* _Exercise requirements_: Filter the records below and copy every line containing the word "Please".

[Dataset entries]
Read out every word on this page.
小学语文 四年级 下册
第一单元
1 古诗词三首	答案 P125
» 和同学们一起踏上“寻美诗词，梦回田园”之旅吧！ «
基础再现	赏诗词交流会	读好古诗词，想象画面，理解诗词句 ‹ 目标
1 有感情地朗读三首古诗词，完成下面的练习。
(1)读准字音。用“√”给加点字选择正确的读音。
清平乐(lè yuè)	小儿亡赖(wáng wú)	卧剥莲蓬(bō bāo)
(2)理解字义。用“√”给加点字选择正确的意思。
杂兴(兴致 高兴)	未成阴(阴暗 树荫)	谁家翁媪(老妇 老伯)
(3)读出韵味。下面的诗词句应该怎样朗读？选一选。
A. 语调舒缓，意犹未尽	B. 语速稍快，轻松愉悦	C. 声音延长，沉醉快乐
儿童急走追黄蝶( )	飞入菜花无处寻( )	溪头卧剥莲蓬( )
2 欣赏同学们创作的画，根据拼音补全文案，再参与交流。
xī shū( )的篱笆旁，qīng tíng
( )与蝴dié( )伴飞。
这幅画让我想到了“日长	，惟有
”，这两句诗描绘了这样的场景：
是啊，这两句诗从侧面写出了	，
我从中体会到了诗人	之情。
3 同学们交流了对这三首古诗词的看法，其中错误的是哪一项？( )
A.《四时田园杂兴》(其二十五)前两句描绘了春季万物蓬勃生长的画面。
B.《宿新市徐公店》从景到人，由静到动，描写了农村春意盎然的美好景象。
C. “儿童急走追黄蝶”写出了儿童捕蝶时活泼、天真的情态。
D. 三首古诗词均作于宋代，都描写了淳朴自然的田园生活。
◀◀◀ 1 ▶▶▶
---
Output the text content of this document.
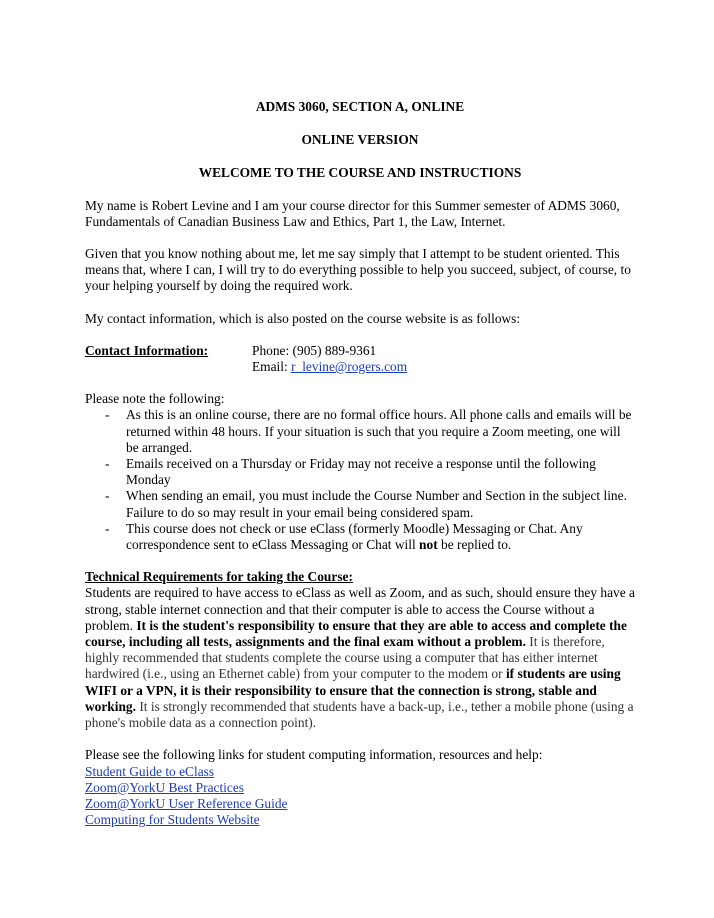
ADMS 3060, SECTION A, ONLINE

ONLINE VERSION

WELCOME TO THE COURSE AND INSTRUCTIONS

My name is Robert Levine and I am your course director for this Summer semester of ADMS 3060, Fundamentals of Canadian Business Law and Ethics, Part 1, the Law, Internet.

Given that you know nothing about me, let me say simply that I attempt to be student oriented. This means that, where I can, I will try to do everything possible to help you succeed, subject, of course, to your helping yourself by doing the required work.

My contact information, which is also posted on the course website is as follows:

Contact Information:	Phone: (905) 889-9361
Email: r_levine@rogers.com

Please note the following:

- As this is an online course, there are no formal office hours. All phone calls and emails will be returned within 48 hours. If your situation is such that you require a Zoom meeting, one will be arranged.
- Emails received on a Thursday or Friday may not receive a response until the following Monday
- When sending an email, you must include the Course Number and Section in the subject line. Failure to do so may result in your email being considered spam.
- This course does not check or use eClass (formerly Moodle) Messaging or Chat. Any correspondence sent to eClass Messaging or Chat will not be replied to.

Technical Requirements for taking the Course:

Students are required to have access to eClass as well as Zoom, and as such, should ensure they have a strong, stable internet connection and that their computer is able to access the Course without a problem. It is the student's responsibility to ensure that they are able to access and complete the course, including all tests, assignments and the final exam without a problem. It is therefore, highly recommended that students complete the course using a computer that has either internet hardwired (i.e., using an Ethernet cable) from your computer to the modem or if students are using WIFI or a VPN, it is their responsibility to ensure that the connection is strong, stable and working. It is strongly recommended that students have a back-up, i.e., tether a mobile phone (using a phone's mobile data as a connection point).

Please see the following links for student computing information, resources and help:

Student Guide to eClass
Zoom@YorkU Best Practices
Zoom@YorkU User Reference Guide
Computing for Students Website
--
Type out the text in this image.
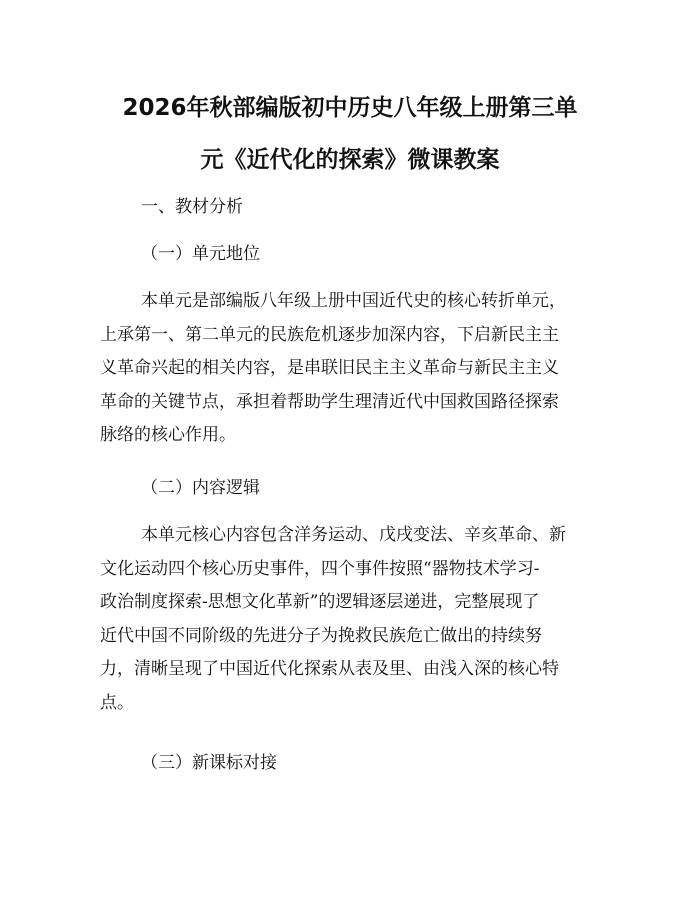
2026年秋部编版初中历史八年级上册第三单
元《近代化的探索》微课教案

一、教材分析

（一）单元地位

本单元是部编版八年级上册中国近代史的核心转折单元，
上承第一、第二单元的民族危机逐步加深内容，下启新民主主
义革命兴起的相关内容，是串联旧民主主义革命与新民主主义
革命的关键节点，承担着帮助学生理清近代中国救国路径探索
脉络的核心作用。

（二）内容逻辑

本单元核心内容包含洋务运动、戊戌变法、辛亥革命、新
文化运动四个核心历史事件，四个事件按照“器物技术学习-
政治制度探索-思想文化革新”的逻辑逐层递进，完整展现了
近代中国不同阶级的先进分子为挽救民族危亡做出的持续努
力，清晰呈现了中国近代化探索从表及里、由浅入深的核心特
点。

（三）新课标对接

* _Answer_:
Please note the following:
Please see the following links for student computing information, resources and help:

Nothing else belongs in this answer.